Stored dataset items
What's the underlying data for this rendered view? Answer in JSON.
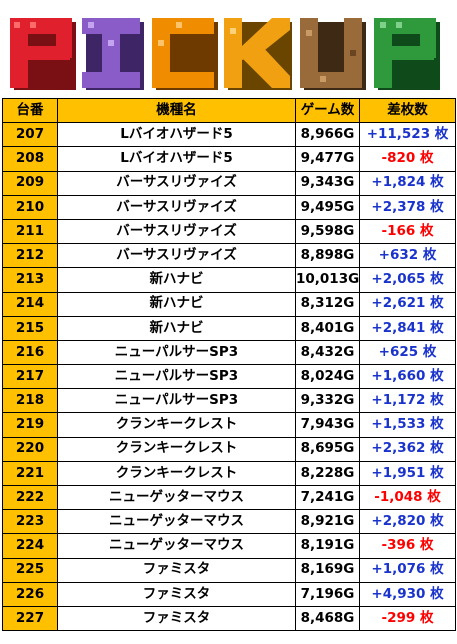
{
  "banner": {
    "letters": [
      "P",
      "I",
      "C",
      "K",
      "U",
      "P"
    ],
    "colors": {
      "P1": "#e0202c",
      "I": "#8a5cc7",
      "C": "#f08c00",
      "K": "#f0a010",
      "U": "#9a6b3a",
      "P2": "#2f9a3c",
      "shadow": "#222222"
    }
  },
  "table": {
    "headers": [
      "台番",
      "機種名",
      "ゲーム数",
      "差枚数"
    ],
    "colors": {
      "header_bg": "#ffc000",
      "positive": "#1a33cc",
      "negative": "#ff0000"
    },
    "rows": [
      {
        "num": "207",
        "name": "Lバイオハザード5",
        "games": "8,966G",
        "diff": "+11,523 枚",
        "sign": "pos"
      },
      {
        "num": "208",
        "name": "Lバイオハザード5",
        "games": "9,477G",
        "diff": "-820 枚",
        "sign": "neg"
      },
      {
        "num": "209",
        "name": "バーサスリヴァイズ",
        "games": "9,343G",
        "diff": "+1,824 枚",
        "sign": "pos"
      },
      {
        "num": "210",
        "name": "バーサスリヴァイズ",
        "games": "9,495G",
        "diff": "+2,378 枚",
        "sign": "pos"
      },
      {
        "num": "211",
        "name": "バーサスリヴァイズ",
        "games": "9,598G",
        "diff": "-166 枚",
        "sign": "neg"
      },
      {
        "num": "212",
        "name": "バーサスリヴァイズ",
        "games": "8,898G",
        "diff": "+632 枚",
        "sign": "pos"
      },
      {
        "num": "213",
        "name": "新ハナビ",
        "games": "10,013G",
        "diff": "+2,065 枚",
        "sign": "pos"
      },
      {
        "num": "214",
        "name": "新ハナビ",
        "games": "8,312G",
        "diff": "+2,621 枚",
        "sign": "pos"
      },
      {
        "num": "215",
        "name": "新ハナビ",
        "games": "8,401G",
        "diff": "+2,841 枚",
        "sign": "pos"
      },
      {
        "num": "216",
        "name": "ニューパルサーSP3",
        "games": "8,432G",
        "diff": "+625 枚",
        "sign": "pos"
      },
      {
        "num": "217",
        "name": "ニューパルサーSP3",
        "games": "8,024G",
        "diff": "+1,660 枚",
        "sign": "pos"
      },
      {
        "num": "218",
        "name": "ニューパルサーSP3",
        "games": "9,332G",
        "diff": "+1,172 枚",
        "sign": "pos"
      },
      {
        "num": "219",
        "name": "クランキークレスト",
        "games": "7,943G",
        "diff": "+1,533 枚",
        "sign": "pos"
      },
      {
        "num": "220",
        "name": "クランキークレスト",
        "games": "8,695G",
        "diff": "+2,362 枚",
        "sign": "pos"
      },
      {
        "num": "221",
        "name": "クランキークレスト",
        "games": "8,228G",
        "diff": "+1,951 枚",
        "sign": "pos"
      },
      {
        "num": "222",
        "name": "ニューゲッターマウス",
        "games": "7,241G",
        "diff": "-1,048 枚",
        "sign": "neg"
      },
      {
        "num": "223",
        "name": "ニューゲッターマウス",
        "games": "8,921G",
        "diff": "+2,820 枚",
        "sign": "pos"
      },
      {
        "num": "224",
        "name": "ニューゲッターマウス",
        "games": "8,191G",
        "diff": "-396 枚",
        "sign": "neg"
      },
      {
        "num": "225",
        "name": "ファミスタ",
        "games": "8,169G",
        "diff": "+1,076 枚",
        "sign": "pos"
      },
      {
        "num": "226",
        "name": "ファミスタ",
        "games": "7,196G",
        "diff": "+4,930 枚",
        "sign": "pos"
      },
      {
        "num": "227",
        "name": "ファミスタ",
        "games": "8,468G",
        "diff": "-299 枚",
        "sign": "neg"
      }
    ]
  }
}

Problem to solve: In your copy of the records, include no pictures; repeat everything else exactly.

Worked answer:
What's the underlying data for this rendered view? Answer in JSON.
{
  "banner": {
    "letters": [
      "P",
      "I",
      "C",
      "K",
      "U",
      "P"
    ],
    "colors": {
      "P1": "#e0202c",
      "I": "#8a5cc7",
      "C": "#f08c00",
      "K": "#f0a010",
      "U": "#9a6b3a",
      "P2": "#2f9a3c",
      "shadow": "#222222"
    }
  },
  "table": {
    "headers": [
      "台番",
      "機種名",
      "ゲーム数",
      "差枚数"
    ],
    "colors": {
      "header_bg": "#ffc000",
      "positive": "#1a33cc",
      "negative": "#ff0000"
    },
    "rows": [
      {
        "num": "207",
        "name": "Lバイオハザード5",
        "games": "8,966G",
        "diff": "+11,523 枚",
        "sign": "pos"
      },
      {
        "num": "208",
        "name": "Lバイオハザード5",
        "games": "9,477G",
        "diff": "-820 枚",
        "sign": "neg"
      },
      {
        "num": "209",
        "name": "バーサスリヴァイズ",
        "games": "9,343G",
        "diff": "+1,824 枚",
        "sign": "pos"
      },
      {
        "num": "210",
        "name": "バーサスリヴァイズ",
        "games": "9,495G",
        "diff": "+2,378 枚",
        "sign": "pos"
      },
      {
        "num": "211",
        "name": "バーサスリヴァイズ",
        "games": "9,598G",
        "diff": "-166 枚",
        "sign": "neg"
      },
      {
        "num": "212",
        "name": "バーサスリヴァイズ",
        "games": "8,898G",
        "diff": "+632 枚",
        "sign": "pos"
      },
      {
        "num": "213",
        "name": "新ハナビ",
        "games": "10,013G",
        "diff": "+2,065 枚",
        "sign": "pos"
      },
      {
        "num": "214",
        "name": "新ハナビ",
        "games": "8,312G",
        "diff": "+2,621 枚",
        "sign": "pos"
      },
      {
        "num": "215",
        "name": "新ハナビ",
        "games": "8,401G",
        "diff": "+2,841 枚",
        "sign": "pos"
      },
      {
        "num": "216",
        "name": "ニューパルサーSP3",
        "games": "8,432G",
        "diff": "+625 枚",
        "sign": "pos"
      },
      {
        "num": "217",
        "name": "ニューパルサーSP3",
        "games": "8,024G",
        "diff": "+1,660 枚",
        "sign": "pos"
      },
      {
        "num": "218",
        "name": "ニューパルサーSP3",
        "games": "9,332G",
        "diff": "+1,172 枚",
        "sign": "pos"
      },
      {
        "num": "219",
        "name": "クランキークレスト",
        "games": "7,943G",
        "diff": "+1,533 枚",
        "sign": "pos"
      },
      {
        "num": "220",
        "name": "クランキークレスト",
        "games": "8,695G",
        "diff": "+2,362 枚",
        "sign": "pos"
      },
      {
        "num": "221",
        "name": "クランキークレスト",
        "games": "8,228G",
        "diff": "+1,951 枚",
        "sign": "pos"
      },
      {
        "num": "222",
        "name": "ニューゲッターマウス",
        "games": "7,241G",
        "diff": "-1,048 枚",
        "sign": "neg"
      },
      {
        "num": "223",
        "name": "ニューゲッターマウス",
        "games": "8,921G",
        "diff": "+2,820 枚",
        "sign": "pos"
      },
      {
        "num": "224",
        "name": "ニューゲッターマウス",
        "games": "8,191G",
        "diff": "-396 枚",
        "sign": "neg"
      },
      {
        "num": "225",
        "name": "ファミスタ",
        "games": "8,169G",
        "diff": "+1,076 枚",
        "sign": "pos"
      },
      {
        "num": "226",
        "name": "ファミスタ",
        "games": "7,196G",
        "diff": "+4,930 枚",
        "sign": "pos"
      },
      {
        "num": "227",
        "name": "ファミスタ",
        "games": "8,468G",
        "diff": "-299 枚",
        "sign": "neg"
      }
    ]
  }
}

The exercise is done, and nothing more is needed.